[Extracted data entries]
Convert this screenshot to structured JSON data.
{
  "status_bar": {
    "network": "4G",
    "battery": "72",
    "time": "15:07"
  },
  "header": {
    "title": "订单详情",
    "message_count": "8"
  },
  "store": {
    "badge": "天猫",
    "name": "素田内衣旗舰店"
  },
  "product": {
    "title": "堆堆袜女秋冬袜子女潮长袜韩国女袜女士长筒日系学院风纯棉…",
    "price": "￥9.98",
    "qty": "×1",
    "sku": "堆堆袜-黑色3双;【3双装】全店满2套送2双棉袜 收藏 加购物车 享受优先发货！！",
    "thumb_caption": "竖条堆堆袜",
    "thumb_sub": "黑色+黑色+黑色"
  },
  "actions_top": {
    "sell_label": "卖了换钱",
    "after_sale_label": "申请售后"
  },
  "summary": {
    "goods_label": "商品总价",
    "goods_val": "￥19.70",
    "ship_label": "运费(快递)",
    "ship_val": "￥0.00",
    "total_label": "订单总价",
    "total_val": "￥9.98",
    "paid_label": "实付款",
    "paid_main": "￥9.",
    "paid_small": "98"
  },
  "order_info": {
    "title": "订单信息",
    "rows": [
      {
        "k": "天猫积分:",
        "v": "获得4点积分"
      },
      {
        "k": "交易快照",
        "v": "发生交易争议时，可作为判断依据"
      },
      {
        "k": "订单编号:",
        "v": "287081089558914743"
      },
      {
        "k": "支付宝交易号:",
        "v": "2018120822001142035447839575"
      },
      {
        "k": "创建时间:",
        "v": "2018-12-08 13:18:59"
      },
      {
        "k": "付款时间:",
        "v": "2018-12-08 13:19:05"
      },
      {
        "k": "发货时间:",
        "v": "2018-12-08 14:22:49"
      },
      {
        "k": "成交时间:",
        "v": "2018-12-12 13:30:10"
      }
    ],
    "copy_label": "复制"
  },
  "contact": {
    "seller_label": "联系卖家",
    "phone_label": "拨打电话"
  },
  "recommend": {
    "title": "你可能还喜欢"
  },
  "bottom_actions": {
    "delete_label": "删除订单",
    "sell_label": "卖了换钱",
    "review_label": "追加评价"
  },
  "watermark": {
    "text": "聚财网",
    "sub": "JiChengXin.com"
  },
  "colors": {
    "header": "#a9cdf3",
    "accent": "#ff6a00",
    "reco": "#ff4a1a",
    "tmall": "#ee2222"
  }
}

Problem:
Write the material out exactly, with nothing left out.

Result:
Convert this screenshot to structured JSON data.
{
  "status_bar": {
    "network": "4G",
    "battery": "72",
    "time": "15:07"
  },
  "header": {
    "title": "订单详情",
    "message_count": "8"
  },
  "store": {
    "badge": "天猫",
    "name": "素田内衣旗舰店"
  },
  "product": {
    "title": "堆堆袜女秋冬袜子女潮长袜韩国女袜女士长筒日系学院风纯棉…",
    "price": "￥9.98",
    "qty": "×1",
    "sku": "堆堆袜-黑色3双;【3双装】全店满2套送2双棉袜 收藏 加购物车 享受优先发货！！",
    "thumb_caption": "竖条堆堆袜",
    "thumb_sub": "黑色+黑色+黑色"
  },
  "actions_top": {
    "sell_label": "卖了换钱",
    "after_sale_label": "申请售后"
  },
  "summary": {
    "goods_label": "商品总价",
    "goods_val": "￥19.70",
    "ship_label": "运费(快递)",
    "ship_val": "￥0.00",
    "total_label": "订单总价",
    "total_val": "￥9.98",
    "paid_label": "实付款",
    "paid_main": "￥9.",
    "paid_small": "98"
  },
  "order_info": {
    "title": "订单信息",
    "rows": [
      {
        "k": "天猫积分:",
        "v": "获得4点积分"
      },
      {
        "k": "交易快照",
        "v": "发生交易争议时，可作为判断依据"
      },
      {
        "k": "订单编号:",
        "v": "287081089558914743"
      },
      {
        "k": "支付宝交易号:",
        "v": "2018120822001142035447839575"
      },
      {
        "k": "创建时间:",
        "v": "2018-12-08 13:18:59"
      },
      {
        "k": "付款时间:",
        "v": "2018-12-08 13:19:05"
      },
      {
        "k": "发货时间:",
        "v": "2018-12-08 14:22:49"
      },
      {
        "k": "成交时间:",
        "v": "2018-12-12 13:30:10"
      }
    ],
    "copy_label": "复制"
  },
  "contact": {
    "seller_label": "联系卖家",
    "phone_label": "拨打电话"
  },
  "recommend": {
    "title": "你可能还喜欢"
  },
  "bottom_actions": {
    "delete_label": "删除订单",
    "sell_label": "卖了换钱",
    "review_label": "追加评价"
  },
  "watermark": {
    "text": "聚财网",
    "sub": "JiChengXin.com"
  },
  "colors": {
    "header": "#a9cdf3",
    "accent": "#ff6a00",
    "reco": "#ff4a1a",
    "tmall": "#ee2222"
  }
}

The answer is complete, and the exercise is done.